■ **Written exercise**: Return the listing below word for word.

■ **Dataset items**:
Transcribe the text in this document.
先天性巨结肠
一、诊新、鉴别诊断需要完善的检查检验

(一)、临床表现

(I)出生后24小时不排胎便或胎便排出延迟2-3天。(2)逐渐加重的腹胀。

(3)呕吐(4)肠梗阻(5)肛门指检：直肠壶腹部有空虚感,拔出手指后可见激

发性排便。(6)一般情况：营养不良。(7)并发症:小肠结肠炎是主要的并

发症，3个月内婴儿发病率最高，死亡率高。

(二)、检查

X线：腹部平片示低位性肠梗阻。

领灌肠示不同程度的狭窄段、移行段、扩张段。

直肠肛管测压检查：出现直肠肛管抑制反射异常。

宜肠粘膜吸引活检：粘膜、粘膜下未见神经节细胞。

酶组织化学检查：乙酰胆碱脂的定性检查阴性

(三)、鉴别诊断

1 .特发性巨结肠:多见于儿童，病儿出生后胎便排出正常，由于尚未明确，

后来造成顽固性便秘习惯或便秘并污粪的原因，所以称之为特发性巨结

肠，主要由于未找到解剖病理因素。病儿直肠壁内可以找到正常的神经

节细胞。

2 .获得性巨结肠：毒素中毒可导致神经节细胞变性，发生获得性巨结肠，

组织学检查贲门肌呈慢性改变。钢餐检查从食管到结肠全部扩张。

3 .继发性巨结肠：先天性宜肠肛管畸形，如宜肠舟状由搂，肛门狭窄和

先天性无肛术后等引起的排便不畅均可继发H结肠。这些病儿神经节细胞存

■ **Complete response**:
Transcribe the text in this document.
先天性巨结肠
一、诊新、鉴别诊断需要完善的检查检验

(一)、临床表现

(I)出生后24小时不排胎便或胎便排出延迟2-3天。(2)逐渐加重的腹胀。

(3)呕吐(4)肠梗阻(5)肛门指检：直肠壶腹部有空虚感,拔出手指后可见激

发性排便。(6)一般情况：营养不良。(7)并发症:小肠结肠炎是主要的并

发症，3个月内婴儿发病率最高，死亡率高。

(二)、检查

X线：腹部平片示低位性肠梗阻。

领灌肠示不同程度的狭窄段、移行段、扩张段。

直肠肛管测压检查：出现直肠肛管抑制反射异常。

宜肠粘膜吸引活检：粘膜、粘膜下未见神经节细胞。

酶组织化学检查：乙酰胆碱脂的定性检查阴性

(三)、鉴别诊断

1 .特发性巨结肠:多见于儿童，病儿出生后胎便排出正常，由于尚未明确，

后来造成顽固性便秘习惯或便秘并污粪的原因，所以称之为特发性巨结

肠，主要由于未找到解剖病理因素。病儿直肠壁内可以找到正常的神经

节细胞。

2 .获得性巨结肠：毒素中毒可导致神经节细胞变性，发生获得性巨结肠，

组织学检查贲门肌呈慢性改变。钢餐检查从食管到结肠全部扩张。

3 .继发性巨结肠：先天性宜肠肛管畸形，如宜肠舟状由搂，肛门狭窄和

先天性无肛术后等引起的排便不畅均可继发H结肠。这些病儿神经节细胞存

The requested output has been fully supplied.